Return the lines of the listing exactly as they appear, from the line containing "data-point bbox=[280, 1115, 289, 1124]" through the end of the listing, including both.

### Recorded information

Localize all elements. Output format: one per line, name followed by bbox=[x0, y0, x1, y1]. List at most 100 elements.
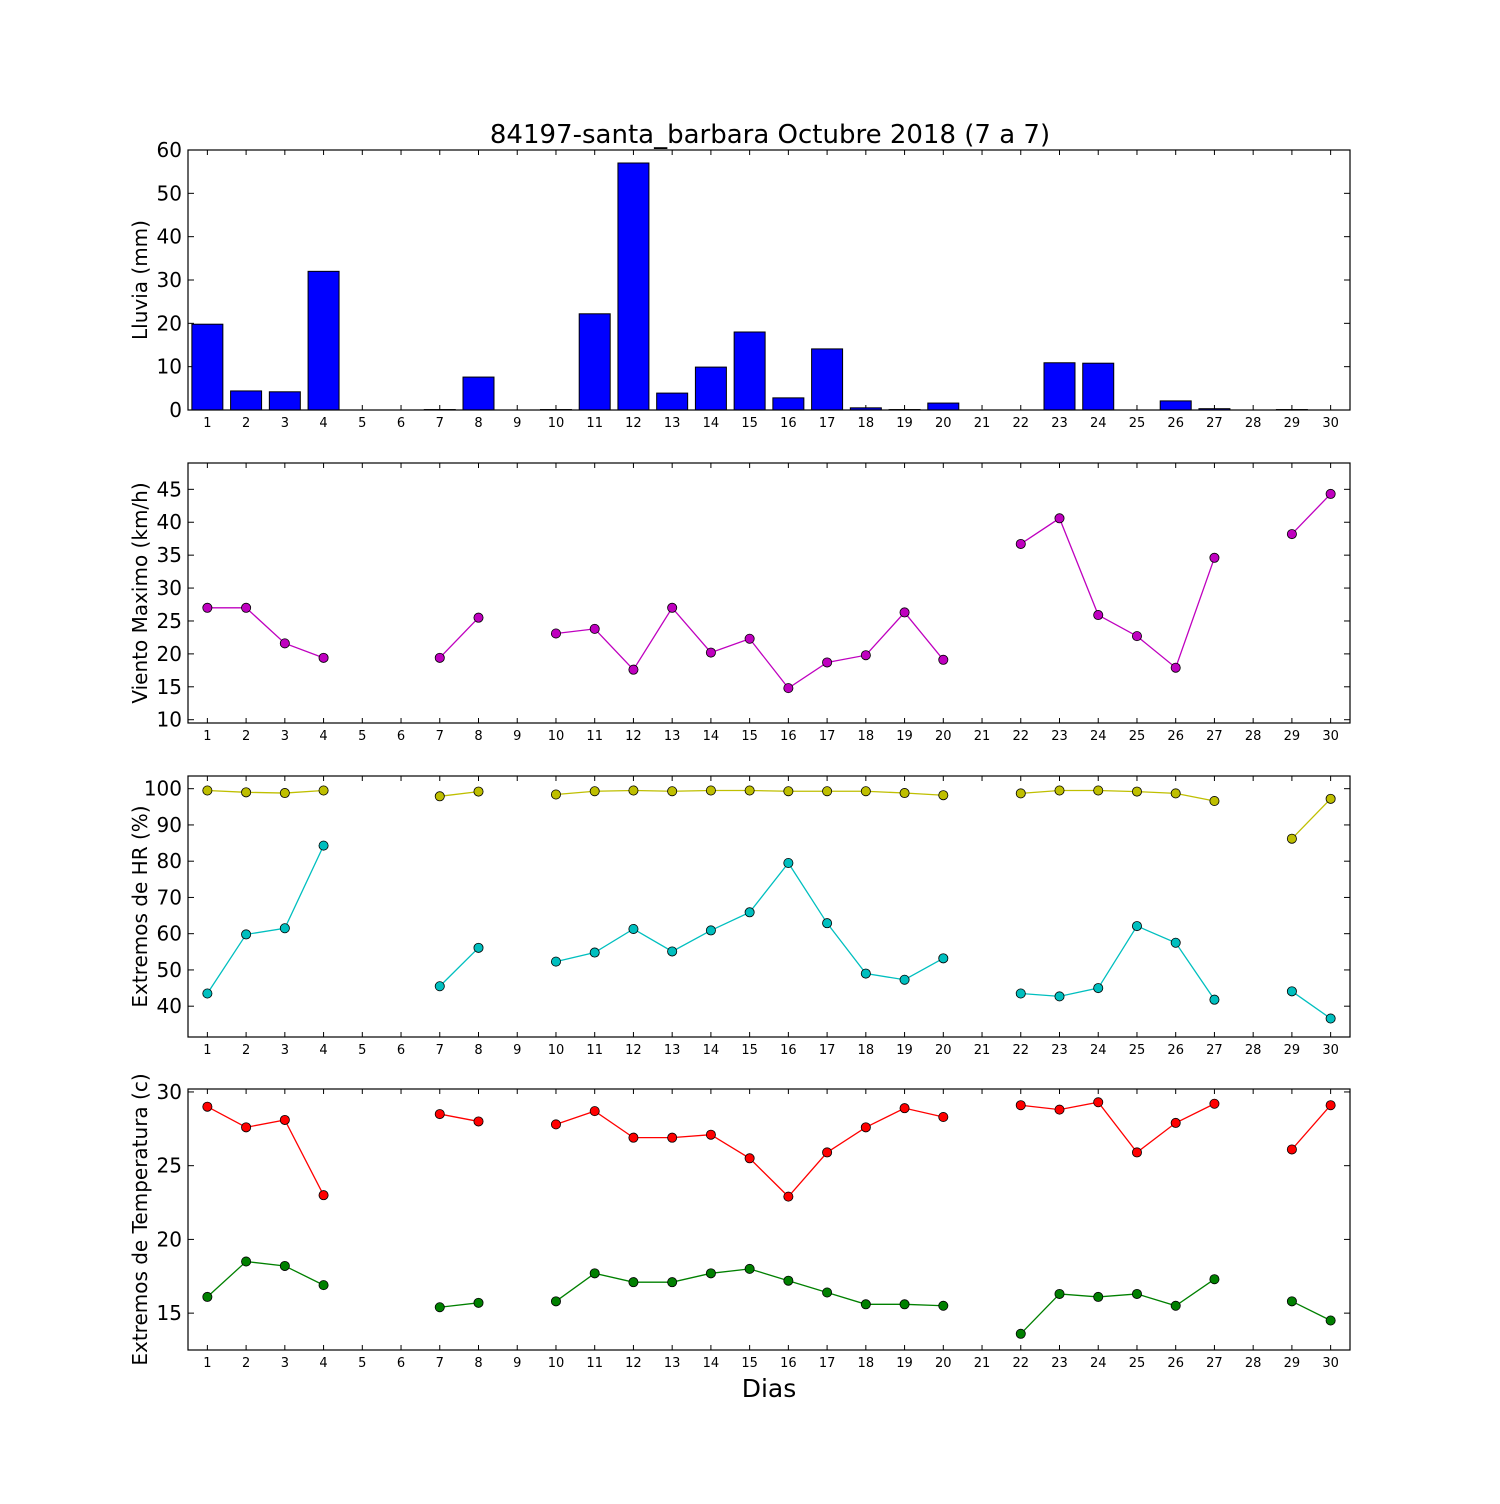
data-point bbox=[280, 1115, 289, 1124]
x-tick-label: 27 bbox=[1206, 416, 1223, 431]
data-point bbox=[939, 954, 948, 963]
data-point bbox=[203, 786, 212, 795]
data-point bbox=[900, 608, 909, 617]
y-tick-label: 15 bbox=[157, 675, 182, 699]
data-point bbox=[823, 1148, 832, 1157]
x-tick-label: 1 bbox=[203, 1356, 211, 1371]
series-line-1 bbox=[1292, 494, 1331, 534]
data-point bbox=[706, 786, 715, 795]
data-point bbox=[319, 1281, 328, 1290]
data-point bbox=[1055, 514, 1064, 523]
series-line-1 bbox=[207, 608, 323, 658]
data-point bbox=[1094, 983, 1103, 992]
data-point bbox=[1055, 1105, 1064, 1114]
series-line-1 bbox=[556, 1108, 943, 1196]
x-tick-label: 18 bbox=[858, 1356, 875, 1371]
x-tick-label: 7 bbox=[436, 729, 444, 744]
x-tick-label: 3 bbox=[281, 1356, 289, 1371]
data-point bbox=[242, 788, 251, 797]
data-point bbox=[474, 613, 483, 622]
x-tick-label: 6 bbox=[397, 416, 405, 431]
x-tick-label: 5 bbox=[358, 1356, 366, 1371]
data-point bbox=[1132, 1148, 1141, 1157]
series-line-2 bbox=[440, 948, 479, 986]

######

Exercise answer:
data-point bbox=[280, 1115, 289, 1124]
x-tick-label: 27 bbox=[1206, 416, 1223, 431]
data-point bbox=[939, 954, 948, 963]
data-point bbox=[203, 786, 212, 795]
data-point bbox=[900, 608, 909, 617]
y-tick-label: 15 bbox=[157, 675, 182, 699]
data-point bbox=[823, 1148, 832, 1157]
x-tick-label: 1 bbox=[203, 1356, 211, 1371]
series-line-1 bbox=[1292, 494, 1331, 534]
data-point bbox=[706, 786, 715, 795]
data-point bbox=[319, 1281, 328, 1290]
data-point bbox=[1055, 514, 1064, 523]
series-line-1 bbox=[207, 608, 323, 658]
data-point bbox=[1094, 983, 1103, 992]
data-point bbox=[1055, 1105, 1064, 1114]
series-line-1 bbox=[556, 1108, 943, 1196]
x-tick-label: 18 bbox=[858, 1356, 875, 1371]
x-tick-label: 7 bbox=[436, 729, 444, 744]
x-tick-label: 3 bbox=[281, 1356, 289, 1371]
data-point bbox=[242, 788, 251, 797]
data-point bbox=[474, 613, 483, 622]
x-tick-label: 6 bbox=[397, 416, 405, 431]
x-tick-label: 5 bbox=[358, 1356, 366, 1371]
data-point bbox=[1132, 1148, 1141, 1157]
series-line-2 bbox=[440, 948, 479, 986]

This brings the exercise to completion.